§ **TASK GOAL**: What follows is a set of records, each of which is to be written out exactly.

(Stored data entries)
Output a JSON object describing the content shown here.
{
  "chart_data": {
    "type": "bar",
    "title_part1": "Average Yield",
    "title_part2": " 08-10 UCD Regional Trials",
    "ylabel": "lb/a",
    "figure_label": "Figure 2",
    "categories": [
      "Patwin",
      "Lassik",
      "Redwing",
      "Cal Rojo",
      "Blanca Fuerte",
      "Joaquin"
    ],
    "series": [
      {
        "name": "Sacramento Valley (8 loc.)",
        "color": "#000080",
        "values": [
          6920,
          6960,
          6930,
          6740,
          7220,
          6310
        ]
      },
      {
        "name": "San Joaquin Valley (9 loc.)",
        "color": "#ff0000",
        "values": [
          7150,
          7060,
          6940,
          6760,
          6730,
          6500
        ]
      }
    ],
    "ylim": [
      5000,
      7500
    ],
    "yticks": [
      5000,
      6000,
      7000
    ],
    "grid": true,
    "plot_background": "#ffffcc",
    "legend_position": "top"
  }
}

§ **RESPONSE**:
Output a JSON object describing the content shown here.
{
  "chart_data": {
    "type": "bar",
    "title_part1": "Average Yield",
    "title_part2": " 08-10 UCD Regional Trials",
    "ylabel": "lb/a",
    "figure_label": "Figure 2",
    "categories": [
      "Patwin",
      "Lassik",
      "Redwing",
      "Cal Rojo",
      "Blanca Fuerte",
      "Joaquin"
    ],
    "series": [
      {
        "name": "Sacramento Valley (8 loc.)",
        "color": "#000080",
        "values": [
          6920,
          6960,
          6930,
          6740,
          7220,
          6310
        ]
      },
      {
        "name": "San Joaquin Valley (9 loc.)",
        "color": "#ff0000",
        "values": [
          7150,
          7060,
          6940,
          6760,
          6730,
          6500
        ]
      }
    ],
    "ylim": [
      5000,
      7500
    ],
    "yticks": [
      5000,
      6000,
      7000
    ],
    "grid": true,
    "plot_background": "#ffffcc",
    "legend_position": "top"
  }
}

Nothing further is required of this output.